### Data to use
## BEGIN

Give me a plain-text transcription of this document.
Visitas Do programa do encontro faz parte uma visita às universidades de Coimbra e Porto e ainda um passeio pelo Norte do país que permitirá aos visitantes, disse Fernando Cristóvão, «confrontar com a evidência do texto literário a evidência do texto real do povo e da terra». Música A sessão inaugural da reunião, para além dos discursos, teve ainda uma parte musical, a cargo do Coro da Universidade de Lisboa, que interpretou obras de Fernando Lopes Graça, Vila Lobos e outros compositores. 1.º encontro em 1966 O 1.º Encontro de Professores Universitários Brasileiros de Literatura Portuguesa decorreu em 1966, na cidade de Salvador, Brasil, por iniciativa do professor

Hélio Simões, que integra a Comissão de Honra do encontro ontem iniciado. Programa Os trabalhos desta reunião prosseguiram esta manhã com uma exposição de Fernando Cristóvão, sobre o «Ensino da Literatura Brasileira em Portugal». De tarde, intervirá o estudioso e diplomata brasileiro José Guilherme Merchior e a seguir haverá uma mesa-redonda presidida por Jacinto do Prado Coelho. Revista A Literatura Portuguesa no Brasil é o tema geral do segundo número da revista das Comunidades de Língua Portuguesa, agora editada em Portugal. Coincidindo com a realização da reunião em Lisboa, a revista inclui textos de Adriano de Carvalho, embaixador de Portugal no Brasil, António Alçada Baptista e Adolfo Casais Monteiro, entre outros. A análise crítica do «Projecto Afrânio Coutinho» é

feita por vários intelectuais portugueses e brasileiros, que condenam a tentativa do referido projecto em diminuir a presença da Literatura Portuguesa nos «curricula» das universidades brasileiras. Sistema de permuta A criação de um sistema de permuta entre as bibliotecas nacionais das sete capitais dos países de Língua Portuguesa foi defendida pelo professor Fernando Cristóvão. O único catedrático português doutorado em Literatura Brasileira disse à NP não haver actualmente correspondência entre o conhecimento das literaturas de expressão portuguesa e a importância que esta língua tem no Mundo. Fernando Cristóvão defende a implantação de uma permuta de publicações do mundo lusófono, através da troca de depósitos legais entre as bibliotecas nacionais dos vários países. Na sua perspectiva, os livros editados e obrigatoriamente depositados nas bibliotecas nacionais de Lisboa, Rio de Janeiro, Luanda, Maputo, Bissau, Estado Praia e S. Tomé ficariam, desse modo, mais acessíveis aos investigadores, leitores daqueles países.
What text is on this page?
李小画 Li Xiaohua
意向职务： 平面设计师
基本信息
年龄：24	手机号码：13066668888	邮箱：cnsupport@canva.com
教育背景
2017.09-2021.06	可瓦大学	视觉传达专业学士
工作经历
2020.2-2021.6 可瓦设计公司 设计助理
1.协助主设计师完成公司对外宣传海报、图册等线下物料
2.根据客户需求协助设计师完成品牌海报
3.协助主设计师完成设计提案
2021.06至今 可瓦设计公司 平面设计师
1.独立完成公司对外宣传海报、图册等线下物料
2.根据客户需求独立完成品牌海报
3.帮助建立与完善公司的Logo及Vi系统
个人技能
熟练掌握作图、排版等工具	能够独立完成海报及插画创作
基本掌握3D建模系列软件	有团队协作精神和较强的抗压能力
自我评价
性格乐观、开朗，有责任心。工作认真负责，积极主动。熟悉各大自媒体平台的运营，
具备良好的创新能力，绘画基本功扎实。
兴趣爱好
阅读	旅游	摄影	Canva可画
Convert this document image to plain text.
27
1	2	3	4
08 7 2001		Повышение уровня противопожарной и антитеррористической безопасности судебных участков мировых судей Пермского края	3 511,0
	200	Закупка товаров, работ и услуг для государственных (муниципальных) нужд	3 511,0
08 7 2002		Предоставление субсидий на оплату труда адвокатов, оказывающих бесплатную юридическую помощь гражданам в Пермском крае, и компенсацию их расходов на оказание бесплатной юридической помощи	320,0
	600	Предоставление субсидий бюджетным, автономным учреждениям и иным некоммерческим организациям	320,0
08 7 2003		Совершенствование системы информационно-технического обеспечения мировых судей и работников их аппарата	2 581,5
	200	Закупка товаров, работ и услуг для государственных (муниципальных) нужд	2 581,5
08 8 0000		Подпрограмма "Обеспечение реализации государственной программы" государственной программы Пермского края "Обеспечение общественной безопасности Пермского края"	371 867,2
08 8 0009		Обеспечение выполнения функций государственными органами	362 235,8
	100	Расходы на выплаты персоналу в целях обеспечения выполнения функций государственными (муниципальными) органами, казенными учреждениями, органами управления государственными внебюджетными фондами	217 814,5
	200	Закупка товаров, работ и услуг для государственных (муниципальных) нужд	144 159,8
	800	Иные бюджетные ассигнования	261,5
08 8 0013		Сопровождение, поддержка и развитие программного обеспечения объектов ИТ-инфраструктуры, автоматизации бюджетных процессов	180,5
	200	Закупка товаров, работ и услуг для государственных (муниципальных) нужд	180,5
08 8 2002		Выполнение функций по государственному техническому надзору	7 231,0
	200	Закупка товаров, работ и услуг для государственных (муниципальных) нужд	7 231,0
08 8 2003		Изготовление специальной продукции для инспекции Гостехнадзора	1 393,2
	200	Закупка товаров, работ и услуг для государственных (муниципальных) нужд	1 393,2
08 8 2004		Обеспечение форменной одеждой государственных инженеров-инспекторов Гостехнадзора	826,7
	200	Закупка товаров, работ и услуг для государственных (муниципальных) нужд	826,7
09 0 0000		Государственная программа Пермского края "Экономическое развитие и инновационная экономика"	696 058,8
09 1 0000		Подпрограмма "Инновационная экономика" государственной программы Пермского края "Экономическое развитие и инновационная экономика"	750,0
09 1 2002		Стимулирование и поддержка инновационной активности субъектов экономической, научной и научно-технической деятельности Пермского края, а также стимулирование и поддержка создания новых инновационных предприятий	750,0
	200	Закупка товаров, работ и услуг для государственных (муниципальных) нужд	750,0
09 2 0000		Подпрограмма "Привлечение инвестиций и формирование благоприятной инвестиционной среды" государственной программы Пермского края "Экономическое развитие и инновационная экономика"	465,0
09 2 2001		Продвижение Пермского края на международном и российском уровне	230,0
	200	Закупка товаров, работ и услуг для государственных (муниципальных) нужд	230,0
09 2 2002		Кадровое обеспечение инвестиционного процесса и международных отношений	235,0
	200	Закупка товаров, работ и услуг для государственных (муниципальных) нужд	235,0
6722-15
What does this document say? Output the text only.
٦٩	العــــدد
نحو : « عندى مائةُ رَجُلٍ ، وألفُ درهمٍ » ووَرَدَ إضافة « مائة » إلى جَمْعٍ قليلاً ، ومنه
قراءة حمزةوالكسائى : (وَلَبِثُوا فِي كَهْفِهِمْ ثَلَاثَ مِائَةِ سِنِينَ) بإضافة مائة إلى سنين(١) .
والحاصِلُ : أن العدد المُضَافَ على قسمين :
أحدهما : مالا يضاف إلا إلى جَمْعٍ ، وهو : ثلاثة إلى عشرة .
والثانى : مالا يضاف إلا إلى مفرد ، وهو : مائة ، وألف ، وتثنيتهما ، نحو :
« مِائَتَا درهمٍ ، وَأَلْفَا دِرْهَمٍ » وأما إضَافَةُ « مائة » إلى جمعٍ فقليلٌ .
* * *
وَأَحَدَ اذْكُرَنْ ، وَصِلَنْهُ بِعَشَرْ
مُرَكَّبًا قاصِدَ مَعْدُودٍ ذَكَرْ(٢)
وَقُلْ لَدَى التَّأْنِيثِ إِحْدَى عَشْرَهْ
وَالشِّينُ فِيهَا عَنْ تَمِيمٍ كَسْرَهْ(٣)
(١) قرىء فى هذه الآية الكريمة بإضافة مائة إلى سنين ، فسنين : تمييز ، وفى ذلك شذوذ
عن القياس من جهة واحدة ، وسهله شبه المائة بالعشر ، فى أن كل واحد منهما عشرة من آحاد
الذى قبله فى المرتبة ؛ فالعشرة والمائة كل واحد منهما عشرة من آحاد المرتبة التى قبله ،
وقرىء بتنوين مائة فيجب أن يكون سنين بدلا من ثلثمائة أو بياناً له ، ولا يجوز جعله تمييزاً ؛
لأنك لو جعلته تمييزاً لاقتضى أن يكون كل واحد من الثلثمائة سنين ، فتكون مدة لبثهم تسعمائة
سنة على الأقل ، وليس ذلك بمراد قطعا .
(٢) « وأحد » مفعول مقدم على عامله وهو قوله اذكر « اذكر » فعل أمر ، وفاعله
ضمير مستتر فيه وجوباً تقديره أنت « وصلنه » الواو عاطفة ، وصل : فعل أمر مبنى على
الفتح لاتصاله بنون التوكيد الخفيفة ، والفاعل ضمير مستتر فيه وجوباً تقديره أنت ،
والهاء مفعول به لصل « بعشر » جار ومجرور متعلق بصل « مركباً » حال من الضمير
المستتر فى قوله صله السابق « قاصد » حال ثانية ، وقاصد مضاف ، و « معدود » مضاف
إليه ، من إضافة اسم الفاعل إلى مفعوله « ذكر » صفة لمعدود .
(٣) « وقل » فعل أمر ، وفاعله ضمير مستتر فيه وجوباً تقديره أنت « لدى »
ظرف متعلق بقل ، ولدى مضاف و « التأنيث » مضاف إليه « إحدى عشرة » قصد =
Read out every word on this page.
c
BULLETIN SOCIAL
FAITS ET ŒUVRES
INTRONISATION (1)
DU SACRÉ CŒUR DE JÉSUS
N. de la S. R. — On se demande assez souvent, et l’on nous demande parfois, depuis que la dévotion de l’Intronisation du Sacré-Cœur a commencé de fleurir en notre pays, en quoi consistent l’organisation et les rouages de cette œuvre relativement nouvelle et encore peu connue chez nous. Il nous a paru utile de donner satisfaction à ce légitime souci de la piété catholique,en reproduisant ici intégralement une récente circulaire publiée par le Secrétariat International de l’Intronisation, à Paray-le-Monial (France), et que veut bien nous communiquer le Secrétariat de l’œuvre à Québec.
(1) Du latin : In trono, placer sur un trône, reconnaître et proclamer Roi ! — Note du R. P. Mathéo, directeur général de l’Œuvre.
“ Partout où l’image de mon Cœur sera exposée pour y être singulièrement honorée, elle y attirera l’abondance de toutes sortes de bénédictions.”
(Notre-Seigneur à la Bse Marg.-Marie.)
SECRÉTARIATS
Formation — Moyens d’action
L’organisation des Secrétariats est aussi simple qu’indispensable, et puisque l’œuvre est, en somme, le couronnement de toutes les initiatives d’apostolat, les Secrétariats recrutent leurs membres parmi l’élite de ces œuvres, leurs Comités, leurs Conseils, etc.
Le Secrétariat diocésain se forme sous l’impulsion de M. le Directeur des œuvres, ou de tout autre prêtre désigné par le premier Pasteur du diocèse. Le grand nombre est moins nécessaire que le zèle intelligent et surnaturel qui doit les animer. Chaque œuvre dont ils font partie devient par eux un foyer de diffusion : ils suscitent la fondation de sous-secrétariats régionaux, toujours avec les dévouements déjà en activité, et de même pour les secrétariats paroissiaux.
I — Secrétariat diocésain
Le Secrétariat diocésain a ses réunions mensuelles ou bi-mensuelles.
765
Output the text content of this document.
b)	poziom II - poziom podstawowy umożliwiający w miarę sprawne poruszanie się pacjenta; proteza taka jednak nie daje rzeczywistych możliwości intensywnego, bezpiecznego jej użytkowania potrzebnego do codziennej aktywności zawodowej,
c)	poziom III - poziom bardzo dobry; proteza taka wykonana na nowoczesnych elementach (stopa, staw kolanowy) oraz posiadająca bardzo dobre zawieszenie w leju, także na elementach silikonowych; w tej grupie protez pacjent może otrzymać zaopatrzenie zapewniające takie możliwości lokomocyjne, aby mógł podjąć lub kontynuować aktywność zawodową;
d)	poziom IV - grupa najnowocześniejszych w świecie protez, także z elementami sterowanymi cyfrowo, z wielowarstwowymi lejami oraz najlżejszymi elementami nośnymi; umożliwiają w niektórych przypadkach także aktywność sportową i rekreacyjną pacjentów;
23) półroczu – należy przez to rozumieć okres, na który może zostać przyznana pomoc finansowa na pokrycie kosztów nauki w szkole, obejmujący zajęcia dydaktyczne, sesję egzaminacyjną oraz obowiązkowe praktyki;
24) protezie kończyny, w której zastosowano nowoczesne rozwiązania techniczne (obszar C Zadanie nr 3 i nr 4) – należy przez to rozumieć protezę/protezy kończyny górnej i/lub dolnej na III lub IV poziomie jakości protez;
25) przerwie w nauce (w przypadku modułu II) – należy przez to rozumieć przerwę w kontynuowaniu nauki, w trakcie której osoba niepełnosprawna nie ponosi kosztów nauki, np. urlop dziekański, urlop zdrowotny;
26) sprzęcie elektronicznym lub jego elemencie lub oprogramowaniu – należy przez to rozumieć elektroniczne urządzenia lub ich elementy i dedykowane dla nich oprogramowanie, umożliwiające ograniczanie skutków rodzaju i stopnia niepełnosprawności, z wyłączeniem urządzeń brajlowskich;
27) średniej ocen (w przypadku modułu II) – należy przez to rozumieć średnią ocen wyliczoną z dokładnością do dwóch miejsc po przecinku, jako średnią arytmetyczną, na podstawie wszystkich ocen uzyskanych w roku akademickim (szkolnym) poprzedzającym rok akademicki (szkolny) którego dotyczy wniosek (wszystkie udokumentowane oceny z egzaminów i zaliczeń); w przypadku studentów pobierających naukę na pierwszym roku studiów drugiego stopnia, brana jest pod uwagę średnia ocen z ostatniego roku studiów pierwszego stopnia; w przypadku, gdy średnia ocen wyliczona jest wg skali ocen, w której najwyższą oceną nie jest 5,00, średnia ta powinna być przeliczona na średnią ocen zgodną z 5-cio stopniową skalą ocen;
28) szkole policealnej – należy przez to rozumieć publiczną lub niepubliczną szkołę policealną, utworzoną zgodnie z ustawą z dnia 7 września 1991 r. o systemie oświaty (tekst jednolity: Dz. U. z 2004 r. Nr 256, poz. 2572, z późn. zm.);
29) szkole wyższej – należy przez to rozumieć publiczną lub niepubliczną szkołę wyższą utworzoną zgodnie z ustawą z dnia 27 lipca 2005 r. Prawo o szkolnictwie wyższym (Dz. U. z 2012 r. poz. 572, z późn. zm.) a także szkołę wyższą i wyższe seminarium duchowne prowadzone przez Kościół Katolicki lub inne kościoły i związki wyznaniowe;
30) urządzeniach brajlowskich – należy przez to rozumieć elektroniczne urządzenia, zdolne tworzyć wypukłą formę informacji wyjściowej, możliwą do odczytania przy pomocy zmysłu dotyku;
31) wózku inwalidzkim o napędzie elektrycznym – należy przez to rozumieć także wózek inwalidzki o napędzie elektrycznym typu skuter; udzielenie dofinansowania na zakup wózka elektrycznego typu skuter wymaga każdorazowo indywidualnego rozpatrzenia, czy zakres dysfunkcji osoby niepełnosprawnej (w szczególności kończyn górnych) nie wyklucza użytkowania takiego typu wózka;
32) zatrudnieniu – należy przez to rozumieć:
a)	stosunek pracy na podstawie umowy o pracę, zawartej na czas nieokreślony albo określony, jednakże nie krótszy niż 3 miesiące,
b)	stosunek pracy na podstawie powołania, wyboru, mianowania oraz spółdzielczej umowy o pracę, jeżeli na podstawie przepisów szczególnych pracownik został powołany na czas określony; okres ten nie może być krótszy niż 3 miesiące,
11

## END

### Task instructions
Search the records for the word "organisation". Copy every line that has it.

### Response to this task
N. de la S. R. — On se demande assez souvent, et l’on nous demande parfois, depuis que la dévotion de l’Intronisation du Sacré-Cœur a commencé de fleurir en notre pays, en quoi consistent l’organisation et les rouages de cette œuvre relativement nouvelle et encore peu connue chez nous. Il nous a paru utile de donner satisfaction à ce légitime souci de la piété catholique,en reproduisant ici intégralement une récente circulaire publiée par le Secrétariat International de l’Intronisation, à Paray-le-Monial (France), et que veut bien nous communiquer le Secrétariat de l’œuvre à Québec.
L’organisation des Secrétariats est aussi simple qu’indispensable, et puisque l’œuvre est, en somme, le couronnement de toutes les initiatives d’apostolat, les Secrétariats recrutent leurs membres parmi l’élite de ces œuvres, leurs Comités, leurs Conseils, etc.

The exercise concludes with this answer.